■ WHAT NEEDS TO BE DONE ■
Would you retype each of the records exactly as shown?
_____
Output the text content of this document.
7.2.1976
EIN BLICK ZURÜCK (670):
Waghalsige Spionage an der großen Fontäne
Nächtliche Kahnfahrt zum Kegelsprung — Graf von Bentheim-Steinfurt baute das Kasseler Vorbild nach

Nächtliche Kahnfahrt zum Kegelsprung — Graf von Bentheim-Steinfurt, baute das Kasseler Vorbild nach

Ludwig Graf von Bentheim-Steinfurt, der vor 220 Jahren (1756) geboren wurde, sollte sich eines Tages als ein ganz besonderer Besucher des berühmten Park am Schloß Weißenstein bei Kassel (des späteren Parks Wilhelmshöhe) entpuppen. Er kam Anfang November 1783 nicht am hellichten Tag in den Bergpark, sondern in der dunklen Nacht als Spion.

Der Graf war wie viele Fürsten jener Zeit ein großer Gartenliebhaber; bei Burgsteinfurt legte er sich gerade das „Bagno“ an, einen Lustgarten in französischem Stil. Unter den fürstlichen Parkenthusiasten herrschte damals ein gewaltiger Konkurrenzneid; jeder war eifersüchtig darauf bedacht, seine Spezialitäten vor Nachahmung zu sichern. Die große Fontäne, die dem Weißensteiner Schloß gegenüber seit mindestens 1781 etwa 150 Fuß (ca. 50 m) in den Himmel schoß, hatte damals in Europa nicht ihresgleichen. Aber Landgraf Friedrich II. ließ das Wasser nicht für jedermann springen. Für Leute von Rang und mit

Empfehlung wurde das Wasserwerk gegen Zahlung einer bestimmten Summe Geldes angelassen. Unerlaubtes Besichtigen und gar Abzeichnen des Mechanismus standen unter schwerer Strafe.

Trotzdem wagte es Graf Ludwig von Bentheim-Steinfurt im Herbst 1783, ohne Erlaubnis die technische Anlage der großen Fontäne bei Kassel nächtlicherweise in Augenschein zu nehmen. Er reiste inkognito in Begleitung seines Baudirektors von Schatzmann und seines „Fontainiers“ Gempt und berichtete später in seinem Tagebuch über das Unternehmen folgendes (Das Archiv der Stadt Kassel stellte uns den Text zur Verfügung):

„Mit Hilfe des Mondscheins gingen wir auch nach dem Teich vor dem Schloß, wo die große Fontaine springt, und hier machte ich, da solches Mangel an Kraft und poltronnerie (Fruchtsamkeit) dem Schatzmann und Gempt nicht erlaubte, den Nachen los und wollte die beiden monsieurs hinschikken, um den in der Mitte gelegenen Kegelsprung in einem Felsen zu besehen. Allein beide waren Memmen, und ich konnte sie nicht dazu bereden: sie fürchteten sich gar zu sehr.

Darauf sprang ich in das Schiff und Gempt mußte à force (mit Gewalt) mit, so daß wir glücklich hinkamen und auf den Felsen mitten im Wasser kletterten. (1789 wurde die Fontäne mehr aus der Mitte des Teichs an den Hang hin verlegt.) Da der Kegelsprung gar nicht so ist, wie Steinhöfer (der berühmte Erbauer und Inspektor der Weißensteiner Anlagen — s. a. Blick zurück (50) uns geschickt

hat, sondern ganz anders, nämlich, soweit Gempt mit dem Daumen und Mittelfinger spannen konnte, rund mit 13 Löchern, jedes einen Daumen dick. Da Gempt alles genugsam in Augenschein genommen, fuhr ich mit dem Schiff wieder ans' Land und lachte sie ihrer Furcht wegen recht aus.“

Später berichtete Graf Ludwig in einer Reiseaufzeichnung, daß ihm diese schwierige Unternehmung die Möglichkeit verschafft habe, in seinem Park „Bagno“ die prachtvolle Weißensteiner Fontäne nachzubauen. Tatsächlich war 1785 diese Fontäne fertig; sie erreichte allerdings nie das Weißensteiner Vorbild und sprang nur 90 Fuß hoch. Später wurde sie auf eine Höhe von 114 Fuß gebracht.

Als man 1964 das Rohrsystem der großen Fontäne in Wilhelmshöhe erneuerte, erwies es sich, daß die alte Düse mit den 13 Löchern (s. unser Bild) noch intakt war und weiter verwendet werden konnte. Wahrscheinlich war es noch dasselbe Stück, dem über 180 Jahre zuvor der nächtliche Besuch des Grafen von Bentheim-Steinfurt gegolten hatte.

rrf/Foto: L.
_____
■ EXERCISE ANSWER ■
Output the text content of this document.
7.2.1976
EIN BLICK ZURÜCK (670):
Waghalsige Spionage an der großen Fontäne
Nächtliche Kahnfahrt zum Kegelsprung — Graf von Bentheim-Steinfurt baute das Kasseler Vorbild nach

Nächtliche Kahnfahrt zum Kegelsprung — Graf von Bentheim-Steinfurt, baute das Kasseler Vorbild nach

Ludwig Graf von Bentheim-Steinfurt, der vor 220 Jahren (1756) geboren wurde, sollte sich eines Tages als ein ganz besonderer Besucher des berühmten Park am Schloß Weißenstein bei Kassel (des späteren Parks Wilhelmshöhe) entpuppen. Er kam Anfang November 1783 nicht am hellichten Tag in den Bergpark, sondern in der dunklen Nacht als Spion.

Der Graf war wie viele Fürsten jener Zeit ein großer Gartenliebhaber; bei Burgsteinfurt legte er sich gerade das „Bagno“ an, einen Lustgarten in französischem Stil. Unter den fürstlichen Parkenthusiasten herrschte damals ein gewaltiger Konkurrenzneid; jeder war eifersüchtig darauf bedacht, seine Spezialitäten vor Nachahmung zu sichern. Die große Fontäne, die dem Weißensteiner Schloß gegenüber seit mindestens 1781 etwa 150 Fuß (ca. 50 m) in den Himmel schoß, hatte damals in Europa nicht ihresgleichen. Aber Landgraf Friedrich II. ließ das Wasser nicht für jedermann springen. Für Leute von Rang und mit

Empfehlung wurde das Wasserwerk gegen Zahlung einer bestimmten Summe Geldes angelassen. Unerlaubtes Besichtigen und gar Abzeichnen des Mechanismus standen unter schwerer Strafe.

Trotzdem wagte es Graf Ludwig von Bentheim-Steinfurt im Herbst 1783, ohne Erlaubnis die technische Anlage der großen Fontäne bei Kassel nächtlicherweise in Augenschein zu nehmen. Er reiste inkognito in Begleitung seines Baudirektors von Schatzmann und seines „Fontainiers“ Gempt und berichtete später in seinem Tagebuch über das Unternehmen folgendes (Das Archiv der Stadt Kassel stellte uns den Text zur Verfügung):

„Mit Hilfe des Mondscheins gingen wir auch nach dem Teich vor dem Schloß, wo die große Fontaine springt, und hier machte ich, da solches Mangel an Kraft und poltronnerie (Fruchtsamkeit) dem Schatzmann und Gempt nicht erlaubte, den Nachen los und wollte die beiden monsieurs hinschikken, um den in der Mitte gelegenen Kegelsprung in einem Felsen zu besehen. Allein beide waren Memmen, und ich konnte sie nicht dazu bereden: sie fürchteten sich gar zu sehr.

Darauf sprang ich in das Schiff und Gempt mußte à force (mit Gewalt) mit, so daß wir glücklich hinkamen und auf den Felsen mitten im Wasser kletterten. (1789 wurde die Fontäne mehr aus der Mitte des Teichs an den Hang hin verlegt.) Da der Kegelsprung gar nicht so ist, wie Steinhöfer (der berühmte Erbauer und Inspektor der Weißensteiner Anlagen — s. a. Blick zurück (50) uns geschickt

hat, sondern ganz anders, nämlich, soweit Gempt mit dem Daumen und Mittelfinger spannen konnte, rund mit 13 Löchern, jedes einen Daumen dick. Da Gempt alles genugsam in Augenschein genommen, fuhr ich mit dem Schiff wieder ans' Land und lachte sie ihrer Furcht wegen recht aus.“

Später berichtete Graf Ludwig in einer Reiseaufzeichnung, daß ihm diese schwierige Unternehmung die Möglichkeit verschafft habe, in seinem Park „Bagno“ die prachtvolle Weißensteiner Fontäne nachzubauen. Tatsächlich war 1785 diese Fontäne fertig; sie erreichte allerdings nie das Weißensteiner Vorbild und sprang nur 90 Fuß hoch. Später wurde sie auf eine Höhe von 114 Fuß gebracht.

Als man 1964 das Rohrsystem der großen Fontäne in Wilhelmshöhe erneuerte, erwies es sich, daß die alte Düse mit den 13 Löchern (s. unser Bild) noch intakt war und weiter verwendet werden konnte. Wahrscheinlich war es noch dasselbe Stück, dem über 180 Jahre zuvor der nächtliche Besuch des Grafen von Bentheim-Steinfurt gegolten hatte.

rrf/Foto: L.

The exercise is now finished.